**Supplied data:**
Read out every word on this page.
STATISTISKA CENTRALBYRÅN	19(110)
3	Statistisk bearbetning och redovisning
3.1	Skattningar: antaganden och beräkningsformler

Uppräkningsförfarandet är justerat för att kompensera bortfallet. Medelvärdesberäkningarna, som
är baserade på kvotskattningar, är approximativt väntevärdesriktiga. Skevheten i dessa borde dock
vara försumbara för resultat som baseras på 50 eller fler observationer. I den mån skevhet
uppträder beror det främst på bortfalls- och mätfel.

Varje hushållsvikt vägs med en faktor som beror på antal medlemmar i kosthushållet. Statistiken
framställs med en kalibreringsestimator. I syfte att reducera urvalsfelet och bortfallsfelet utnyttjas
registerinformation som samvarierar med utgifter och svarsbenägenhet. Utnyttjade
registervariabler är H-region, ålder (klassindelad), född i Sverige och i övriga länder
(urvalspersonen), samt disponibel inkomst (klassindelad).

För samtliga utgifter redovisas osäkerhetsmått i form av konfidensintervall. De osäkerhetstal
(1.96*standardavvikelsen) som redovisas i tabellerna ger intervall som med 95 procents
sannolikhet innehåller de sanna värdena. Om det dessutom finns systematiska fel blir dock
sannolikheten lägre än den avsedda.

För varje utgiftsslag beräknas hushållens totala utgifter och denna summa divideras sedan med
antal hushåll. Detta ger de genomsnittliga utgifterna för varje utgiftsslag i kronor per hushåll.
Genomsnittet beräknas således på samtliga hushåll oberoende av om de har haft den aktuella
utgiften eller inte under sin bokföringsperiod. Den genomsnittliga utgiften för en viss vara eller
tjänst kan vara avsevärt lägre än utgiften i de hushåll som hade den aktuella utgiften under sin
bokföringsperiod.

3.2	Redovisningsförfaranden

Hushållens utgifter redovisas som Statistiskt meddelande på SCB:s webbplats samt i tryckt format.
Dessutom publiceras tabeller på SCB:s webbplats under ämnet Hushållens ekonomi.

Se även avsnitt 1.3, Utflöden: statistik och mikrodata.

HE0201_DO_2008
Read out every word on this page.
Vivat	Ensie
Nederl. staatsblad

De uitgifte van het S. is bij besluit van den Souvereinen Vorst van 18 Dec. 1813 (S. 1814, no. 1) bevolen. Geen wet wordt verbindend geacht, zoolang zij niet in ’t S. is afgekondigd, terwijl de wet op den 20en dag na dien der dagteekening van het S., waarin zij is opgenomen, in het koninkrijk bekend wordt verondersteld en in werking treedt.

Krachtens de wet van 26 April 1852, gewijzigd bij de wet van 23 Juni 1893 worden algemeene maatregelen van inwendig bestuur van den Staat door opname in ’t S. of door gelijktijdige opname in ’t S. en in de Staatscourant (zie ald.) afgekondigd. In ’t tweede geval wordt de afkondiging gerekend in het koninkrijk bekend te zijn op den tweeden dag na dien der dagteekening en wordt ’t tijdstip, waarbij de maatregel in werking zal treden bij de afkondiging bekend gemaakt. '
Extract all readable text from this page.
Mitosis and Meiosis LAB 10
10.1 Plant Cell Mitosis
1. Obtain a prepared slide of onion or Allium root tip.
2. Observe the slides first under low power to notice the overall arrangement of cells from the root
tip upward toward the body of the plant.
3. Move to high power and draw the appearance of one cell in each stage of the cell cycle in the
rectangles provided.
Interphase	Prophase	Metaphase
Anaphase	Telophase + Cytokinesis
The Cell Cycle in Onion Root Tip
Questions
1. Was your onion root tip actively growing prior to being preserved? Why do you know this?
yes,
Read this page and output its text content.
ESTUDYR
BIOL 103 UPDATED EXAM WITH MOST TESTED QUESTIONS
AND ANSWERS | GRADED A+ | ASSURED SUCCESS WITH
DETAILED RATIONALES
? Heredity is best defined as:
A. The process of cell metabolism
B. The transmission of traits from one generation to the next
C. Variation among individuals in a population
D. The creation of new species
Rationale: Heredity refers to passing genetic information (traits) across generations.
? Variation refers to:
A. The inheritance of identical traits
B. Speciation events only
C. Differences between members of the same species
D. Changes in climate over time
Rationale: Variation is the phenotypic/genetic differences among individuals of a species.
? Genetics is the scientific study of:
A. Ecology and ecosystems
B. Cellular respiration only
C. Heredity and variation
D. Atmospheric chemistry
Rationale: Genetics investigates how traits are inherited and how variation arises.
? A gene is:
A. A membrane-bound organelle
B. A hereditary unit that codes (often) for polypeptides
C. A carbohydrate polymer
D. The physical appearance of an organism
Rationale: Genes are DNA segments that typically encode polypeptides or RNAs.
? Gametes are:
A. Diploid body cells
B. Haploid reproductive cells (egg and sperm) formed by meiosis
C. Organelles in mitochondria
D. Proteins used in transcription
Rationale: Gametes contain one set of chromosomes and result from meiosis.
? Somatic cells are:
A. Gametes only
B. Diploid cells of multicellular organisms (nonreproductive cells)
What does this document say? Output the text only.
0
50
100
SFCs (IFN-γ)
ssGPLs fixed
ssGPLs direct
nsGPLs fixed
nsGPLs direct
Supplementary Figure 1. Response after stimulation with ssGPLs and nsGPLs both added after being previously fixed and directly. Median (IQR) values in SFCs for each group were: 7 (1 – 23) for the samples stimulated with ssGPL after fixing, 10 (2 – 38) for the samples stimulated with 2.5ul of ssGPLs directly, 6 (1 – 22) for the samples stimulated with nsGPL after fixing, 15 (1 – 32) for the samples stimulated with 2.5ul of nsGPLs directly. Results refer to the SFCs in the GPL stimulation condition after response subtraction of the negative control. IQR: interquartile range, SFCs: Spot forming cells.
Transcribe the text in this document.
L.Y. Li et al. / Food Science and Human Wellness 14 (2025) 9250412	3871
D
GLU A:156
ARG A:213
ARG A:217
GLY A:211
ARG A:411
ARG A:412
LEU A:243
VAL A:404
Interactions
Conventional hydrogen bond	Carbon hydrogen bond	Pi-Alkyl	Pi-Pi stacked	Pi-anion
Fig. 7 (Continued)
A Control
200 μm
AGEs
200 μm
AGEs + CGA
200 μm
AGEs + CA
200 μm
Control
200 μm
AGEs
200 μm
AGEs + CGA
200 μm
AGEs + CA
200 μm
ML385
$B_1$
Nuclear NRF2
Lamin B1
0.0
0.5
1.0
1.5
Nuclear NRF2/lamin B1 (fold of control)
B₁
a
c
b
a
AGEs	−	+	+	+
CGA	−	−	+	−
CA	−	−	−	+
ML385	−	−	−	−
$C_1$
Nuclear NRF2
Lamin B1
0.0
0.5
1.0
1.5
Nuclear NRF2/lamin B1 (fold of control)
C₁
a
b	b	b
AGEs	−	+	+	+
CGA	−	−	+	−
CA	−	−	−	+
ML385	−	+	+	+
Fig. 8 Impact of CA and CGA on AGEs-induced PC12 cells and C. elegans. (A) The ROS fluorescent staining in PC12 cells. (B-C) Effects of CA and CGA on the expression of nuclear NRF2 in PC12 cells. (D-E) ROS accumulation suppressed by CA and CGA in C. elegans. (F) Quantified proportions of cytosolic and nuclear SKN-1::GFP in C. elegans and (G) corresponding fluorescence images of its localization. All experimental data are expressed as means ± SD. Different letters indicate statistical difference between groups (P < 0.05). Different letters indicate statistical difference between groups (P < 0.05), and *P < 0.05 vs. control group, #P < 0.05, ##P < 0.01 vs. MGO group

**What is required:** Write the entries out again in full, exactly as they appear above.

**Solved exercise:**
Read out every word on this page.
STATISTISKA CENTRALBYRÅN	19(110)
3	Statistisk bearbetning och redovisning
3.1	Skattningar: antaganden och beräkningsformler

Uppräkningsförfarandet är justerat för att kompensera bortfallet. Medelvärdesberäkningarna, som
är baserade på kvotskattningar, är approximativt väntevärdesriktiga. Skevheten i dessa borde dock
vara försumbara för resultat som baseras på 50 eller fler observationer. I den mån skevhet
uppträder beror det främst på bortfalls- och mätfel.

Varje hushållsvikt vägs med en faktor som beror på antal medlemmar i kosthushållet. Statistiken
framställs med en kalibreringsestimator. I syfte att reducera urvalsfelet och bortfallsfelet utnyttjas
registerinformation som samvarierar med utgifter och svarsbenägenhet. Utnyttjade
registervariabler är H-region, ålder (klassindelad), född i Sverige och i övriga länder
(urvalspersonen), samt disponibel inkomst (klassindelad).

För samtliga utgifter redovisas osäkerhetsmått i form av konfidensintervall. De osäkerhetstal
(1.96*standardavvikelsen) som redovisas i tabellerna ger intervall som med 95 procents
sannolikhet innehåller de sanna värdena. Om det dessutom finns systematiska fel blir dock
sannolikheten lägre än den avsedda.

För varje utgiftsslag beräknas hushållens totala utgifter och denna summa divideras sedan med
antal hushåll. Detta ger de genomsnittliga utgifterna för varje utgiftsslag i kronor per hushåll.
Genomsnittet beräknas således på samtliga hushåll oberoende av om de har haft den aktuella
utgiften eller inte under sin bokföringsperiod. Den genomsnittliga utgiften för en viss vara eller
tjänst kan vara avsevärt lägre än utgiften i de hushåll som hade den aktuella utgiften under sin
bokföringsperiod.

3.2	Redovisningsförfaranden

Hushållens utgifter redovisas som Statistiskt meddelande på SCB:s webbplats samt i tryckt format.
Dessutom publiceras tabeller på SCB:s webbplats under ämnet Hushållens ekonomi.

Se även avsnitt 1.3, Utflöden: statistik och mikrodata.

HE0201_DO_2008
Read out every word on this page.
Vivat	Ensie
Nederl. staatsblad

De uitgifte van het S. is bij besluit van den Souvereinen Vorst van 18 Dec. 1813 (S. 1814, no. 1) bevolen. Geen wet wordt verbindend geacht, zoolang zij niet in ’t S. is afgekondigd, terwijl de wet op den 20en dag na dien der dagteekening van het S., waarin zij is opgenomen, in het koninkrijk bekend wordt verondersteld en in werking treedt.

Krachtens de wet van 26 April 1852, gewijzigd bij de wet van 23 Juni 1893 worden algemeene maatregelen van inwendig bestuur van den Staat door opname in ’t S. of door gelijktijdige opname in ’t S. en in de Staatscourant (zie ald.) afgekondigd. In ’t tweede geval wordt de afkondiging gerekend in het koninkrijk bekend te zijn op den tweeden dag na dien der dagteekening en wordt ’t tijdstip, waarbij de maatregel in werking zal treden bij de afkondiging bekend gemaakt. '
Extract all readable text from this page.
Mitosis and Meiosis LAB 10
10.1 Plant Cell Mitosis
1. Obtain a prepared slide of onion or Allium root tip.
2. Observe the slides first under low power to notice the overall arrangement of cells from the root
tip upward toward the body of the plant.
3. Move to high power and draw the appearance of one cell in each stage of the cell cycle in the
rectangles provided.
Interphase	Prophase	Metaphase
Anaphase	Telophase + Cytokinesis
The Cell Cycle in Onion Root Tip
Questions
1. Was your onion root tip actively growing prior to being preserved? Why do you know this?
yes,
Read this page and output its text content.
ESTUDYR
BIOL 103 UPDATED EXAM WITH MOST TESTED QUESTIONS
AND ANSWERS | GRADED A+ | ASSURED SUCCESS WITH
DETAILED RATIONALES
? Heredity is best defined as:
A. The process of cell metabolism
B. The transmission of traits from one generation to the next
C. Variation among individuals in a population
D. The creation of new species
Rationale: Heredity refers to passing genetic information (traits) across generations.
? Variation refers to:
A. The inheritance of identical traits
B. Speciation events only
C. Differences between members of the same species
D. Changes in climate over time
Rationale: Variation is the phenotypic/genetic differences among individuals of a species.
? Genetics is the scientific study of:
A. Ecology and ecosystems
B. Cellular respiration only
C. Heredity and variation
D. Atmospheric chemistry
Rationale: Genetics investigates how traits are inherited and how variation arises.
? A gene is:
A. A membrane-bound organelle
B. A hereditary unit that codes (often) for polypeptides
C. A carbohydrate polymer
D. The physical appearance of an organism
Rationale: Genes are DNA segments that typically encode polypeptides or RNAs.
? Gametes are:
A. Diploid body cells
B. Haploid reproductive cells (egg and sperm) formed by meiosis
C. Organelles in mitochondria
D. Proteins used in transcription
Rationale: Gametes contain one set of chromosomes and result from meiosis.
? Somatic cells are:
A. Gametes only
B. Diploid cells of multicellular organisms (nonreproductive cells)
What does this document say? Output the text only.
0
50
100
SFCs (IFN-γ)
ssGPLs fixed
ssGPLs direct
nsGPLs fixed
nsGPLs direct
Supplementary Figure 1. Response after stimulation with ssGPLs and nsGPLs both added after being previously fixed and directly. Median (IQR) values in SFCs for each group were: 7 (1 – 23) for the samples stimulated with ssGPL after fixing, 10 (2 – 38) for the samples stimulated with 2.5ul of ssGPLs directly, 6 (1 – 22) for the samples stimulated with nsGPL after fixing, 15 (1 – 32) for the samples stimulated with 2.5ul of nsGPLs directly. Results refer to the SFCs in the GPL stimulation condition after response subtraction of the negative control. IQR: interquartile range, SFCs: Spot forming cells.
Transcribe the text in this document.
L.Y. Li et al. / Food Science and Human Wellness 14 (2025) 9250412	3871
D
GLU A:156
ARG A:213
ARG A:217
GLY A:211
ARG A:411
ARG A:412
LEU A:243
VAL A:404
Interactions
Conventional hydrogen bond	Carbon hydrogen bond	Pi-Alkyl	Pi-Pi stacked	Pi-anion
Fig. 7 (Continued)
A Control
200 μm
AGEs
200 μm
AGEs + CGA
200 μm
AGEs + CA
200 μm
Control
200 μm
AGEs
200 μm
AGEs + CGA
200 μm
AGEs + CA
200 μm
ML385
$B_1$
Nuclear NRF2
Lamin B1
0.0
0.5
1.0
1.5
Nuclear NRF2/lamin B1 (fold of control)
B₁
a
c
b
a
AGEs	−	+	+	+
CGA	−	−	+	−
CA	−	−	−	+
ML385	−	−	−	−
$C_1$
Nuclear NRF2
Lamin B1
0.0
0.5
1.0
1.5
Nuclear NRF2/lamin B1 (fold of control)
C₁
a
b	b	b
AGEs	−	+	+	+
CGA	−	−	+	−
CA	−	−	−	+
ML385	−	+	+	+
Fig. 8 Impact of CA and CGA on AGEs-induced PC12 cells and C. elegans. (A) The ROS fluorescent staining in PC12 cells. (B-C) Effects of CA and CGA on the expression of nuclear NRF2 in PC12 cells. (D-E) ROS accumulation suppressed by CA and CGA in C. elegans. (F) Quantified proportions of cytosolic and nuclear SKN-1::GFP in C. elegans and (G) corresponding fluorescence images of its localization. All experimental data are expressed as means ± SD. Different letters indicate statistical difference between groups (P < 0.05). Different letters indicate statistical difference between groups (P < 0.05), and *P < 0.05 vs. control group, #P < 0.05, ##P < 0.01 vs. MGO group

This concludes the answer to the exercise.